**Task statement**. Write out each line from the data below that includes the word "this".

═══ The data ═══

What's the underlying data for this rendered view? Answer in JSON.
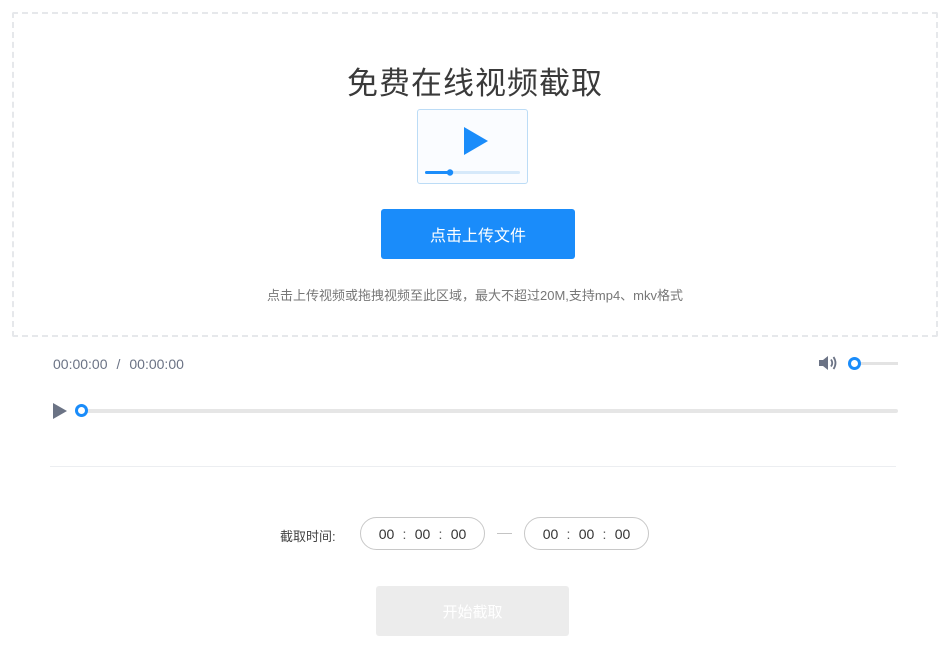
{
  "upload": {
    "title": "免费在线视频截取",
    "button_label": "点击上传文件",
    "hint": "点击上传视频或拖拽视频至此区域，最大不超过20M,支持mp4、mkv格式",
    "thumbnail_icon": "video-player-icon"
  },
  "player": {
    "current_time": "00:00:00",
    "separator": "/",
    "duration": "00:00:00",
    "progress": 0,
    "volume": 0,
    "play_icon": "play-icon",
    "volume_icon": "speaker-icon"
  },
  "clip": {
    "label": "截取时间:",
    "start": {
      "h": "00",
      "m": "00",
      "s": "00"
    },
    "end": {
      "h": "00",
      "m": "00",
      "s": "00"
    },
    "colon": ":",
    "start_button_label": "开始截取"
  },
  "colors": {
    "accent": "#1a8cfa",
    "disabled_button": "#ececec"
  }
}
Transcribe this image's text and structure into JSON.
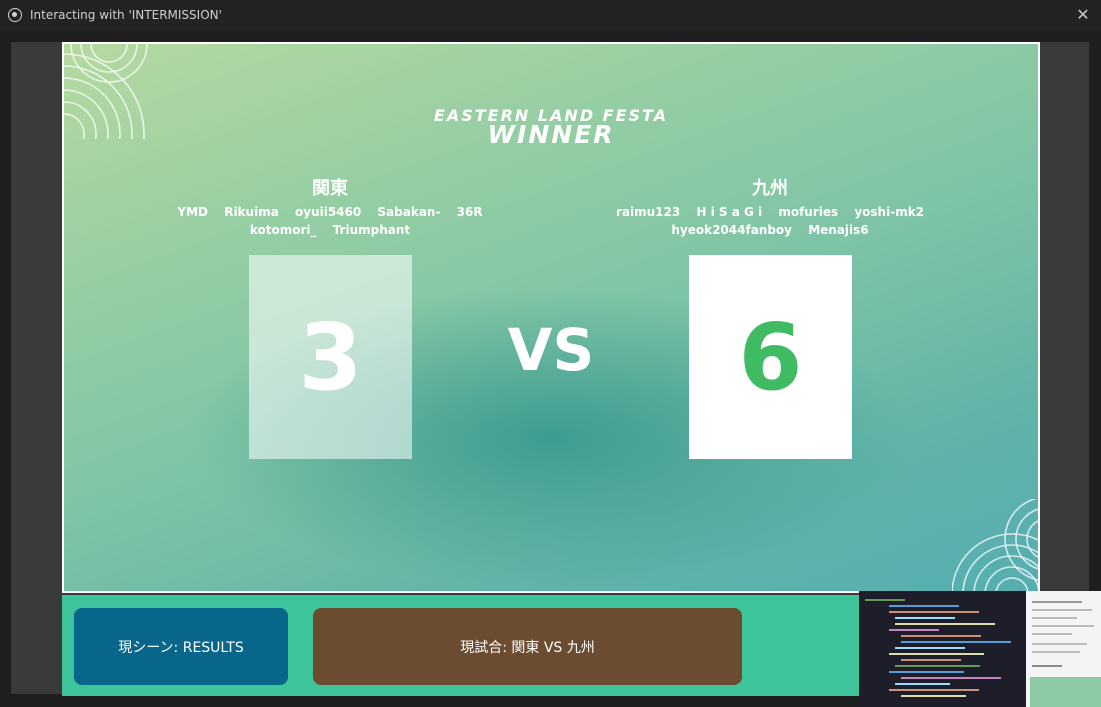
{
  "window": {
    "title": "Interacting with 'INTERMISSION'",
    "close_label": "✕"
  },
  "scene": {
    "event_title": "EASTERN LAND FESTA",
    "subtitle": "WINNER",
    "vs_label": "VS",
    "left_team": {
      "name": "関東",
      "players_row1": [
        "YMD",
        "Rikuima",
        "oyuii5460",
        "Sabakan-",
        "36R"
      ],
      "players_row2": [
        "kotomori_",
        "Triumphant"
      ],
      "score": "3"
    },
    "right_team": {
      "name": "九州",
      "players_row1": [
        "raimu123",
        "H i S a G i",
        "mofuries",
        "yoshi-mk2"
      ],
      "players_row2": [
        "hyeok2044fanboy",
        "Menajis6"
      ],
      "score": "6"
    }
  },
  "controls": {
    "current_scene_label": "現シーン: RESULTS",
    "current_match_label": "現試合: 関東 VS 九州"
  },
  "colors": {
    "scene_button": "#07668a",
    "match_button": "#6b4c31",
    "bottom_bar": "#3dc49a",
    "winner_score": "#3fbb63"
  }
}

═══

**Exercise output**.
What's the underlying data for this rendered view? Answer in JSON.
Transcribe this image's text and structure into JSON.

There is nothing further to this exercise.